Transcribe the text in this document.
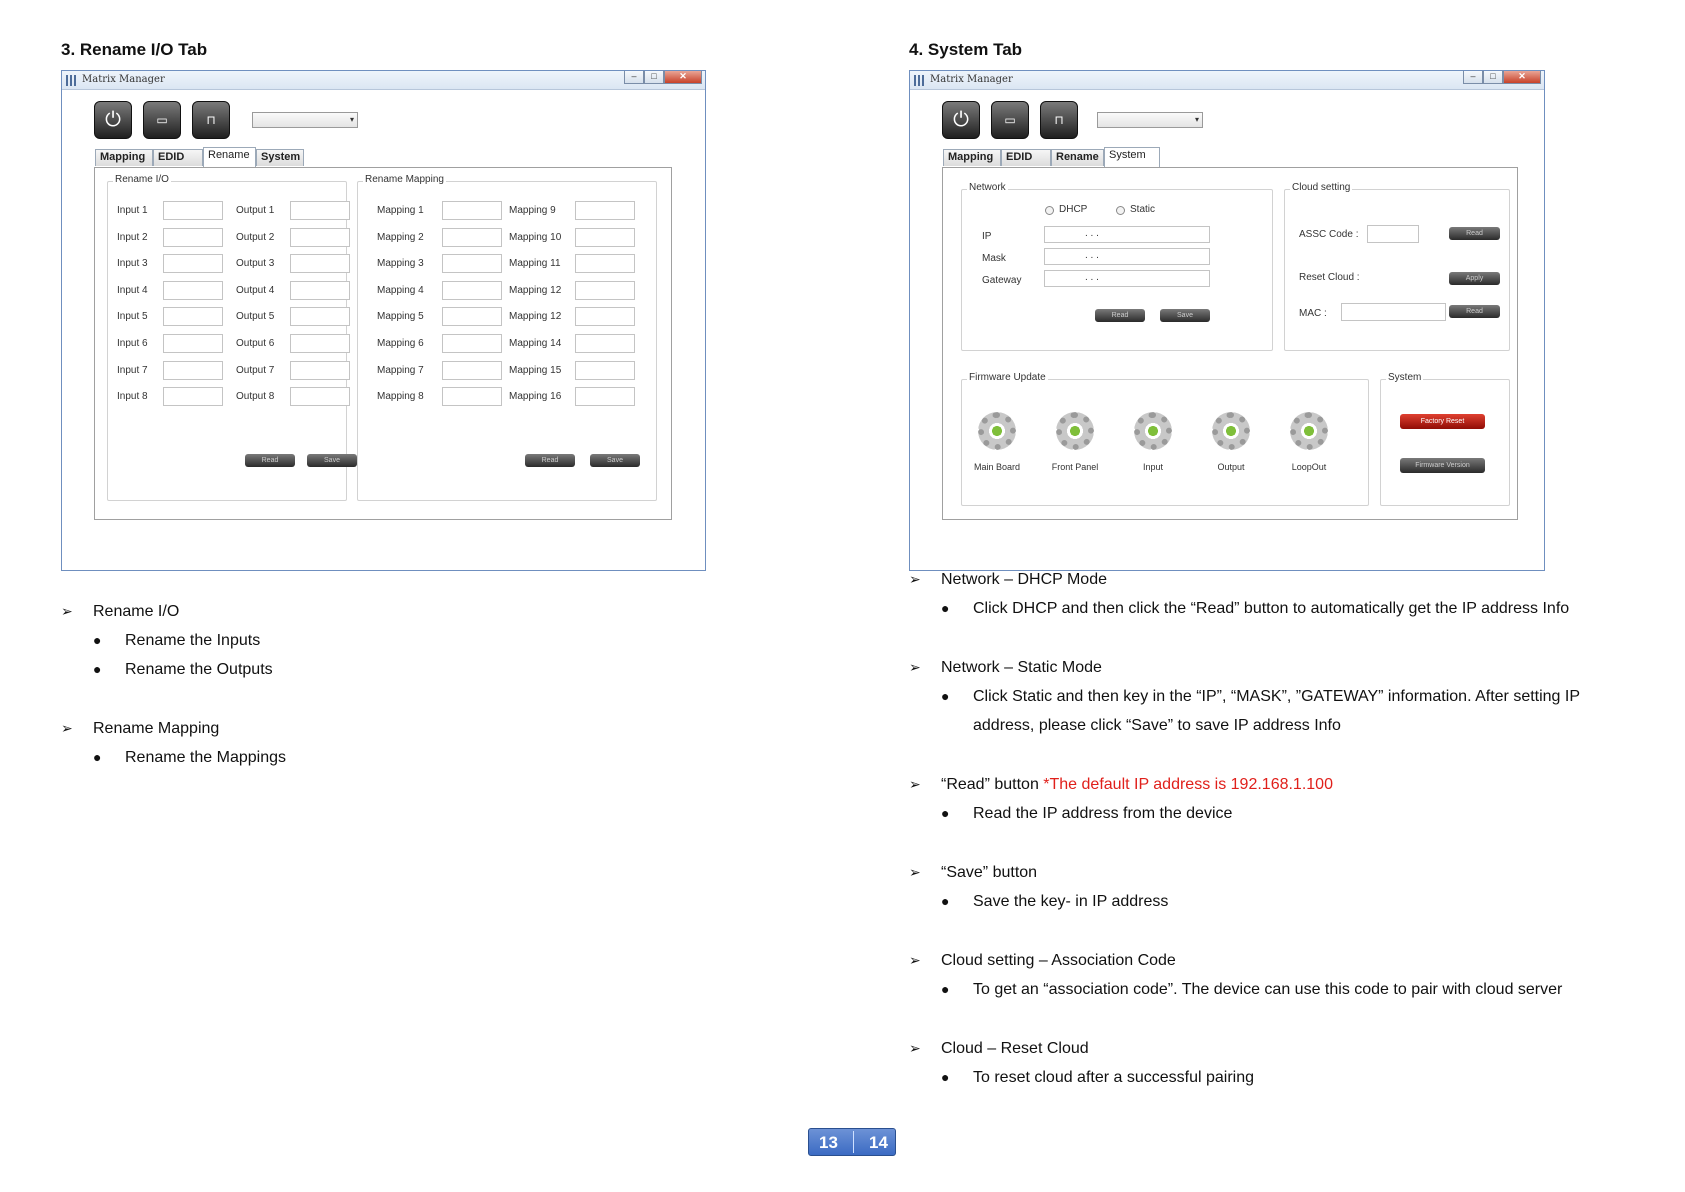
3. Rename I/O Tab
Matrix Manager	–	□	✕
⏻	▭	⊓	▾
Mapping	EDID	Rename	System
Rename I/O	Rename Mapping
Input 1	Output 1	Mapping 1	Mapping 9
Input 2	Output 2	Mapping 2	Mapping 10
Input 3	Output 3	Mapping 3	Mapping 11
Input 4	Output 4	Mapping 4	Mapping 12
Input 5	Output 5	Mapping 5	Mapping 12
Input 6	Output 6	Mapping 6	Mapping 14
Input 7	Output 7	Mapping 7	Mapping 15
Input 8	Output 8	Mapping 8	Mapping 16
Read	Save	Read	Save
➢ Rename I/O
● Rename the Inputs
● Rename the Outputs
➢ Rename Mapping
● Rename the Mappings
4. System Tab
Matrix Manager	–	□	✕
⏻	▭	⊓	▾
Mapping	EDID	Rename System
Network
DHCP	Static
IP	. . .
Mask	. . .
Gateway	. . .
Read	Save
Cloud setting
ASSC Code :	Read
Reset Cloud :	Apply
MAC :	Read
Firmware Update
Main Board	Front Panel	Input	Output	LoopOut
System
Factory Reset
Firmware Version
➢ Network – DHCP Mode
● Click DHCP and then click the “Read” button to automatically get the IP address Info
➢ Network – Static Mode
● Click Static and then key in the “IP”, “MASK”, ”GATEWAY” information. After setting IP
address, please click “Save” to save IP address Info
➢ “Read” button *The default IP address is 192.168.1.100
● Read the IP address from the device
➢ “Save” button
● Save the key- in IP address
➢ Cloud setting – Association Code
● To get an “association code”. The device can use this code to pair with cloud server
➢ Cloud – Reset Cloud
● To reset cloud after a successful pairing
13 14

▬▬▬

### WHAT YOU WILL DO
Transcribe the full listing above exactly as it stands, minus the pictures.

### COMPLETED EXERCISE
Transcribe the text in this document.
3. Rename I/O Tab
Matrix Manager	–	□	✕
⏻	▭	⊓	▾
Mapping	EDID	Rename	System
Rename I/O	Rename Mapping
Input 1	Output 1	Mapping 1	Mapping 9
Input 2	Output 2	Mapping 2	Mapping 10
Input 3	Output 3	Mapping 3	Mapping 11
Input 4	Output 4	Mapping 4	Mapping 12
Input 5	Output 5	Mapping 5	Mapping 12
Input 6	Output 6	Mapping 6	Mapping 14
Input 7	Output 7	Mapping 7	Mapping 15
Input 8	Output 8	Mapping 8	Mapping 16
Read	Save	Read	Save
➢ Rename I/O
● Rename the Inputs
● Rename the Outputs
➢ Rename Mapping
● Rename the Mappings
4. System Tab
Matrix Manager	–	□	✕
⏻	▭	⊓	▾
Mapping	EDID	Rename System
Network
DHCP	Static
IP	. . .
Mask	. . .
Gateway	. . .
Read	Save
Cloud setting
ASSC Code :	Read
Reset Cloud :	Apply
MAC :	Read
Firmware Update
Main Board	Front Panel	Input	Output	LoopOut
System
Factory Reset
Firmware Version
➢ Network – DHCP Mode
● Click DHCP and then click the “Read” button to automatically get the IP address Info
➢ Network – Static Mode
● Click Static and then key in the “IP”, “MASK”, ”GATEWAY” information. After setting IP
address, please click “Save” to save IP address Info
➢ “Read” button *The default IP address is 192.168.1.100
● Read the IP address from the device
➢ “Save” button
● Save the key- in IP address
➢ Cloud setting – Association Code
● To get an “association code”. The device can use this code to pair with cloud server
➢ Cloud – Reset Cloud
● To reset cloud after a successful pairing
13 14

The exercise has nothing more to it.